PROVIDED INFORMATION
begin
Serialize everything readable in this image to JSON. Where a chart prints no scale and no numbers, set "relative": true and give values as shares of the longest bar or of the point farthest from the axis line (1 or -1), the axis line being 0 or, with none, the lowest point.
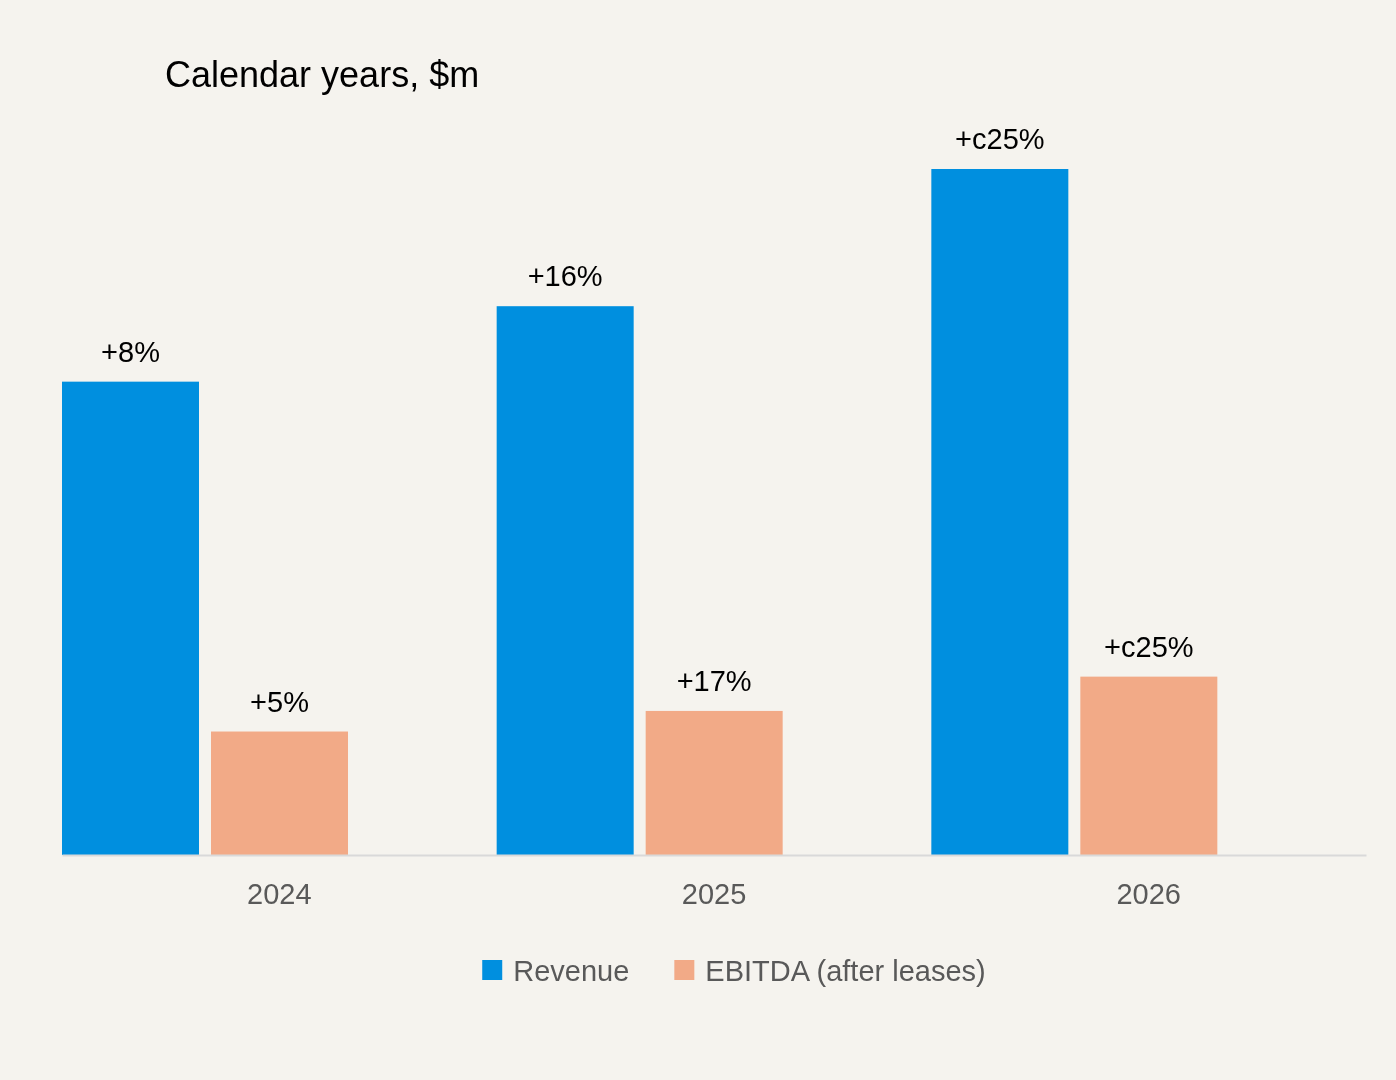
{
  "chart_data": {
    "type": "bar",
    "title": "Calendar years, $m",
    "categories": [
      "2024",
      "2025",
      "2026"
    ],
    "relative": true,
    "legend": "bottom",
    "series": [
      {
        "name": "Revenue",
        "color": "#008fdf",
        "values": [
          0.69,
          0.8,
          1
        ]
      },
      {
        "name": "EBITDA (after leases)",
        "color": "#f2aa87",
        "values": [
          0.18,
          0.21,
          0.26
        ]
      }
    ],
    "annotations": [
      "+8%",
      "+16%",
      "+c25%",
      "+5%",
      "+17%",
      "+c25%"
    ]
  }
}
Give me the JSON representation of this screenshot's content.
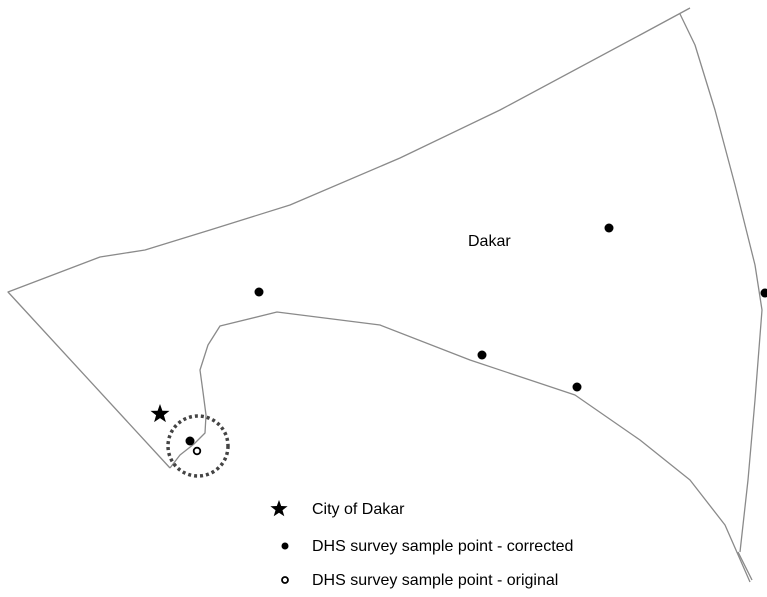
{
  "map": {
    "region_label": "Dakar",
    "colors": {
      "boundary": "#8a8a8a",
      "point": "#000000",
      "buffer": "#444444"
    }
  },
  "legend": {
    "items": [
      {
        "symbol": "star-icon",
        "label": "City of Dakar"
      },
      {
        "symbol": "filled-dot-icon",
        "label": "DHS survey sample point - corrected"
      },
      {
        "symbol": "open-dot-icon",
        "label": "DHS survey sample point - original"
      }
    ]
  }
}
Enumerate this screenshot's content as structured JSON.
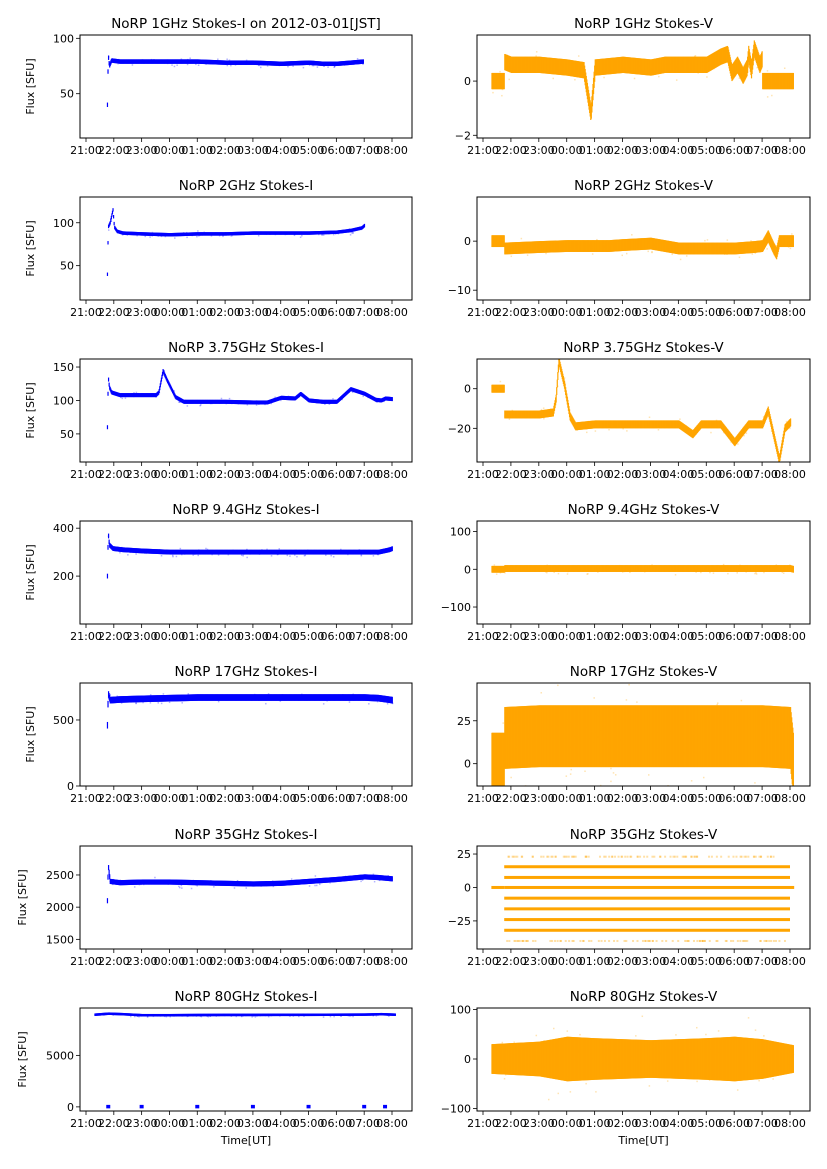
end
THE EXERCISE
Reproduce all the records verbatim, excluding images.

FINISHED EXERCISE
Serialize everything readable in this image to JSON. Where a chart prints no scale and no numbers, set "relative": true and give values as shares of the longest bar or of the point farthest from the axis line (1 or -1), the axis line being 0 or, with none, the lowest point.
{
  "chart_data": {
    "type": "bar",
    "title": "Calendar years, $m",
    "categories": [
      "2024",
      "2025",
      "2026"
    ],
    "relative": true,
    "legend": "bottom",
    "series": [
      {
        "name": "Revenue",
        "color": "#008fdf",
        "values": [
          0.69,
          0.8,
          1
        ]
      },
      {
        "name": "EBITDA (after leases)",
        "color": "#f2aa87",
        "values": [
          0.18,
          0.21,
          0.26
        ]
      }
    ],
    "annotations": [
      "+8%",
      "+16%",
      "+c25%",
      "+5%",
      "+17%",
      "+c25%"
    ]
  }
}
Give me the JSON representation of this screenshot's content.
{
  "map": {
    "region_label": "Dakar",
    "colors": {
      "boundary": "#8a8a8a",
      "point": "#000000",
      "buffer": "#444444"
    }
  },
  "legend": {
    "items": [
      {
        "symbol": "star-icon",
        "label": "City of Dakar"
      },
      {
        "symbol": "filled-dot-icon",
        "label": "DHS survey sample point - corrected"
      },
      {
        "symbol": "open-dot-icon",
        "label": "DHS survey sample point - original"
      }
    ]
  }
}
Enumerate this screenshot's content as structured JSON.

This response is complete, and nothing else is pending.